Stored items from a collection:
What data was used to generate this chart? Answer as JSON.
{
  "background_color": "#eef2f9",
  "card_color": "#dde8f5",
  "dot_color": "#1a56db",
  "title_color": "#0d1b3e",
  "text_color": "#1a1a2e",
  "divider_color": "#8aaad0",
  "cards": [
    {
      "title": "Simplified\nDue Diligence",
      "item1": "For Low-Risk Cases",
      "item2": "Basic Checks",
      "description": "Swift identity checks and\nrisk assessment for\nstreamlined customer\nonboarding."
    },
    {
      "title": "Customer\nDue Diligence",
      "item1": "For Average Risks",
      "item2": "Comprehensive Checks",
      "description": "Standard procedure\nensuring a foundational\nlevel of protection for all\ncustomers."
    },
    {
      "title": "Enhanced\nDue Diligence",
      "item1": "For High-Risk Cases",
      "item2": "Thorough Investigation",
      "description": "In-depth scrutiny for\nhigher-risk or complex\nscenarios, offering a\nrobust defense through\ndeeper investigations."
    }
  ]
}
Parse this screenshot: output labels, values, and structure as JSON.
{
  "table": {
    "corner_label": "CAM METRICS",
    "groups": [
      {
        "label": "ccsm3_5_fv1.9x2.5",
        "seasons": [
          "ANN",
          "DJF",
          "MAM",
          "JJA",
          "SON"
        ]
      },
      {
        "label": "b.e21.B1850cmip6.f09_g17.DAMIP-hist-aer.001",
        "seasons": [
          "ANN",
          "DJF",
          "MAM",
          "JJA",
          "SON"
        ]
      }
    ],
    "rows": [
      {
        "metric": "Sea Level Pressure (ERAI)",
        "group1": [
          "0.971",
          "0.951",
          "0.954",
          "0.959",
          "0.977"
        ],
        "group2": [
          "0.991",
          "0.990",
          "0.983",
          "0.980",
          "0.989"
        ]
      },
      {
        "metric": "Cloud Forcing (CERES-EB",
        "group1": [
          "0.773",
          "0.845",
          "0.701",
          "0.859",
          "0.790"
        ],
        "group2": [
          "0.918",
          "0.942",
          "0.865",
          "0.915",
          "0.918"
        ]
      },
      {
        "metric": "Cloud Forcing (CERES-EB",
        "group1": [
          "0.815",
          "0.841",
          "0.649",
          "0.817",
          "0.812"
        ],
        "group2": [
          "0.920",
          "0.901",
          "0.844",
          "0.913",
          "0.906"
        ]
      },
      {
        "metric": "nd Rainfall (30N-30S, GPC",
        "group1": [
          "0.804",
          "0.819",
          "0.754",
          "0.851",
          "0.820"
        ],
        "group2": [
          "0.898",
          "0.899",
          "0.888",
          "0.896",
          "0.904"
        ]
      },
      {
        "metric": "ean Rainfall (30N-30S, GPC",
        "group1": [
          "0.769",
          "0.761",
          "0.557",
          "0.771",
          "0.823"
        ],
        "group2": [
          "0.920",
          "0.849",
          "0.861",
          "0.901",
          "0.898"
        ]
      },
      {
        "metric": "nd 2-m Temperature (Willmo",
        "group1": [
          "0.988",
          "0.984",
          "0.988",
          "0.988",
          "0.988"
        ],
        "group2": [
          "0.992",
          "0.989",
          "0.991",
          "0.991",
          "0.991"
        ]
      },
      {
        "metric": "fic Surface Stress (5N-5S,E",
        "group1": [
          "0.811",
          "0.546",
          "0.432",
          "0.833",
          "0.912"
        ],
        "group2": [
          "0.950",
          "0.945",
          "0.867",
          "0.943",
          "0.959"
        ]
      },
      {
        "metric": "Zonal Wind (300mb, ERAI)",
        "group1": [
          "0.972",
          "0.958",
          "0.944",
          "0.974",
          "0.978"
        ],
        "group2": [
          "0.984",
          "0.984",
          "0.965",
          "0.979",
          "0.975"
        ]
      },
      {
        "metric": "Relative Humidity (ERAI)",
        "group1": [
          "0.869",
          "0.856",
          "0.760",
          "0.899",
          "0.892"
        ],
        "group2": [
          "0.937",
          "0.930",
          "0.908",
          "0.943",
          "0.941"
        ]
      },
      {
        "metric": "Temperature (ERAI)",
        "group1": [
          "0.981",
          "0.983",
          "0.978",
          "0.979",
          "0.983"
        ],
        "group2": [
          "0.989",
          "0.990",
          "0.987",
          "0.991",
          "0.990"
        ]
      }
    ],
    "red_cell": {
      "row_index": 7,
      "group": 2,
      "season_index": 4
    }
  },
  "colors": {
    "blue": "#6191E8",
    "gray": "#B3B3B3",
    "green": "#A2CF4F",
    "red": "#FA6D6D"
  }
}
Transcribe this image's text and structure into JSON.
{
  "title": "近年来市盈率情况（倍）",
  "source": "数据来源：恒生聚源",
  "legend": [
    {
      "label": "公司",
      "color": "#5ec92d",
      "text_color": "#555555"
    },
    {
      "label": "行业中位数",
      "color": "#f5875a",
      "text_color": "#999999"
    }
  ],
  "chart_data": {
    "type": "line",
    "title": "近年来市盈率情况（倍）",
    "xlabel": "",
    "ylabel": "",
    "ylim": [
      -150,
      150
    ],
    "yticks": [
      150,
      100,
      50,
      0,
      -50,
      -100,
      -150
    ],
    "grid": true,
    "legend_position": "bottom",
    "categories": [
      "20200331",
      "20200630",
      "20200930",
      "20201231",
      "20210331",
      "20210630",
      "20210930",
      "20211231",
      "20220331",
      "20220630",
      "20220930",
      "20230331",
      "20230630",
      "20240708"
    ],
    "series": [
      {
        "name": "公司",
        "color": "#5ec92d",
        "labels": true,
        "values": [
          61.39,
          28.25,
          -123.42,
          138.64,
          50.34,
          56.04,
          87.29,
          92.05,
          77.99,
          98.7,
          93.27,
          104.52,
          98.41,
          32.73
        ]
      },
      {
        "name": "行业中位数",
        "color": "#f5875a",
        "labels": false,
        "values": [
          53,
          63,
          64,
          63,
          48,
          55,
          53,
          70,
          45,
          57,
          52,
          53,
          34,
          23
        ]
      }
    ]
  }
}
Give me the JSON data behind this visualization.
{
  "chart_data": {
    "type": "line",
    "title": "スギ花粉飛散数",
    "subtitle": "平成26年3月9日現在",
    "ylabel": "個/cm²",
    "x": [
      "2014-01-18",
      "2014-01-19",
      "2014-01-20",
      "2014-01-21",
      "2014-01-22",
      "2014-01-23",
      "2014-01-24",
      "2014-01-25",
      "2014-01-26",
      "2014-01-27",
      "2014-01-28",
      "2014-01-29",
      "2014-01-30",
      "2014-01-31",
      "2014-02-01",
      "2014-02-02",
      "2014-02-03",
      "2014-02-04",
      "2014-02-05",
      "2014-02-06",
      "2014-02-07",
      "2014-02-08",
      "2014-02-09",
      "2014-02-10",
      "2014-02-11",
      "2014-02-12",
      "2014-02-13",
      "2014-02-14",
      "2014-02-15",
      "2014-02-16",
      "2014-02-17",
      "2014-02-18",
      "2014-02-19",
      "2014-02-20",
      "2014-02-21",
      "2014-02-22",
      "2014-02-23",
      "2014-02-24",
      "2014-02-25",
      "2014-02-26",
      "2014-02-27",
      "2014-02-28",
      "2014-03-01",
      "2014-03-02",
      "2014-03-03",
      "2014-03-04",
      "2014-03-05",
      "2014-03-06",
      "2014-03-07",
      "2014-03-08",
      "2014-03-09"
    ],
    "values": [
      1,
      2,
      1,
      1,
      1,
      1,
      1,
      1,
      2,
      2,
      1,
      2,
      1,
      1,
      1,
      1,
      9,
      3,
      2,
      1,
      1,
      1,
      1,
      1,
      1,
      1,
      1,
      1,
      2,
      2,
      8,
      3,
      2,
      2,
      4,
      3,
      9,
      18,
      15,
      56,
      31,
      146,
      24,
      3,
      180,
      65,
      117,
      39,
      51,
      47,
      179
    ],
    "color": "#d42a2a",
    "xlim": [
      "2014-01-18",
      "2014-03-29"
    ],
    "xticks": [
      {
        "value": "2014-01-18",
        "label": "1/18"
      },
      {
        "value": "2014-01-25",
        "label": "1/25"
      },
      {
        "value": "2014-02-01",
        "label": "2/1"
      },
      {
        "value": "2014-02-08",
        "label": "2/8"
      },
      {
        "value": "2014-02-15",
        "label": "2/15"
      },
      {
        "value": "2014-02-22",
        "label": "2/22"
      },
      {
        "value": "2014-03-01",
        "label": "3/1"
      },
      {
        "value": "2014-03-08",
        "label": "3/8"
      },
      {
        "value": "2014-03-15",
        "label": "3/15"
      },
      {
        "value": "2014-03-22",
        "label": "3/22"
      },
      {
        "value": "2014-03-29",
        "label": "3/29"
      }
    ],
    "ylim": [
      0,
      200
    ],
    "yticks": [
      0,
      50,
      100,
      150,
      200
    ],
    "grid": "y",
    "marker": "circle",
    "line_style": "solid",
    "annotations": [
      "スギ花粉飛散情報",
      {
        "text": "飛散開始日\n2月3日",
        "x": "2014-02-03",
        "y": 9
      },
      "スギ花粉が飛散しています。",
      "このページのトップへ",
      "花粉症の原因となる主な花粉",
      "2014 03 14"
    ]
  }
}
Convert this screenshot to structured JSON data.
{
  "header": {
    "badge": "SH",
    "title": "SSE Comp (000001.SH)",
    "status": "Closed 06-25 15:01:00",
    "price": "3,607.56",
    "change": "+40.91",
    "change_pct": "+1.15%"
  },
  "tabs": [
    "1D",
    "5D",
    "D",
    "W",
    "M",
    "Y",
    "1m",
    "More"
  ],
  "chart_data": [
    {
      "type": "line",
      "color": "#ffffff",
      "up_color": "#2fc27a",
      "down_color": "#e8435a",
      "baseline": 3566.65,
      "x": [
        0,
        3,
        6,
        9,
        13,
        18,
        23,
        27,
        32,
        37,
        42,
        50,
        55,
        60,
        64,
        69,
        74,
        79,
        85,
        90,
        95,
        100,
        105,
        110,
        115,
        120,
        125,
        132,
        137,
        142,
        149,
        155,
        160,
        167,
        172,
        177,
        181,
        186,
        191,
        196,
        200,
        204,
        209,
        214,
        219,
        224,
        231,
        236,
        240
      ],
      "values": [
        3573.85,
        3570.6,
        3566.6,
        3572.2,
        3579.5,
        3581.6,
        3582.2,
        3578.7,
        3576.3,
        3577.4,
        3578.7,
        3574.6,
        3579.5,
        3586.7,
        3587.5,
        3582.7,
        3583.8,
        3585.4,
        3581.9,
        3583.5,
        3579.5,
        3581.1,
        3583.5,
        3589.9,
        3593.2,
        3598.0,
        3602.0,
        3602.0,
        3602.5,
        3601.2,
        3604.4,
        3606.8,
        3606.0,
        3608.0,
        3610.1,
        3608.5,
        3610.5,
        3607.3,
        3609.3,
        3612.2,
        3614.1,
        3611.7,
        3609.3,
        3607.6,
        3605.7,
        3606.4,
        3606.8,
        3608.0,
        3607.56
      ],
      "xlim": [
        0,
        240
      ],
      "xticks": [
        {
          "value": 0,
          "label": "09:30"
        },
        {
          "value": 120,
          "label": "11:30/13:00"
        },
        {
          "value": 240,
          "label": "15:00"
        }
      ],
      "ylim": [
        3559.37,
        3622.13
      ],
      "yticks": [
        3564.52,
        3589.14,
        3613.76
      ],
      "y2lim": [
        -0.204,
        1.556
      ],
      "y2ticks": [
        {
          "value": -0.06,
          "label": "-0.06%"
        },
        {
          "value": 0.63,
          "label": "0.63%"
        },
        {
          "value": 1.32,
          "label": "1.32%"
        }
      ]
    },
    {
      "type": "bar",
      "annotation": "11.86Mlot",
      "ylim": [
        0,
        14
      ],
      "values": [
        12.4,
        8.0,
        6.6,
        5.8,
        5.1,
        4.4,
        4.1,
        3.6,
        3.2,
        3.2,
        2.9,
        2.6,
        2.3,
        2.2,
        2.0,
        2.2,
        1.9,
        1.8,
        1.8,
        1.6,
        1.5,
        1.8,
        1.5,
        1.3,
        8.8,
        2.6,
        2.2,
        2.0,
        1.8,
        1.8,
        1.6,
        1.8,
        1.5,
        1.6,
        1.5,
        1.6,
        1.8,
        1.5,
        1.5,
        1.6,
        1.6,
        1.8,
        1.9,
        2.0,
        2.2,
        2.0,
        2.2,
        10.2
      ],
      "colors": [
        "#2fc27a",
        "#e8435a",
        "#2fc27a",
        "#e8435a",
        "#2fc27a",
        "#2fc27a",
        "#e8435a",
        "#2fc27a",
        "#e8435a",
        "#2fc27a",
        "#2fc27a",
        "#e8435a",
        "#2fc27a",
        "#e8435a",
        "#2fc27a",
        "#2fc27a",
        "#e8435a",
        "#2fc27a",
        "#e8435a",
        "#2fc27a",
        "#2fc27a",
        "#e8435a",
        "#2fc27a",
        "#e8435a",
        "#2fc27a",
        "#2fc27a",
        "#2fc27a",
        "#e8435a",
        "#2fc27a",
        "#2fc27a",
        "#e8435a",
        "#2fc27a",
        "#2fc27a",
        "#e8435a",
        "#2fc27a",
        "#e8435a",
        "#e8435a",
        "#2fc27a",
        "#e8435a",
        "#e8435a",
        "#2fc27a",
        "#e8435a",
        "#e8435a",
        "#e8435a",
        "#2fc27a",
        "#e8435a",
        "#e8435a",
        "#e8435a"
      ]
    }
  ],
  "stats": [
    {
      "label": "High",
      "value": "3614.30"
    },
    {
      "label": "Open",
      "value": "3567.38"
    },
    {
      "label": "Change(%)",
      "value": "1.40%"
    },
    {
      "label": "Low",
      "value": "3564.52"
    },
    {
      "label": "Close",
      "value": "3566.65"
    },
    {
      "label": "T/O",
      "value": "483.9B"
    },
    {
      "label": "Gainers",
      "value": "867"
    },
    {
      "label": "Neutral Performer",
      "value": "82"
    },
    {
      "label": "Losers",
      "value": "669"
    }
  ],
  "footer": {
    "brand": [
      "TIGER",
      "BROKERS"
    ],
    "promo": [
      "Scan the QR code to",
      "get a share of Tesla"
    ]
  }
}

● **REQUEST**:
State how many lines of the records above contain "nDue", with no words besides the number.

● **FINISHED EXERCISE**:
3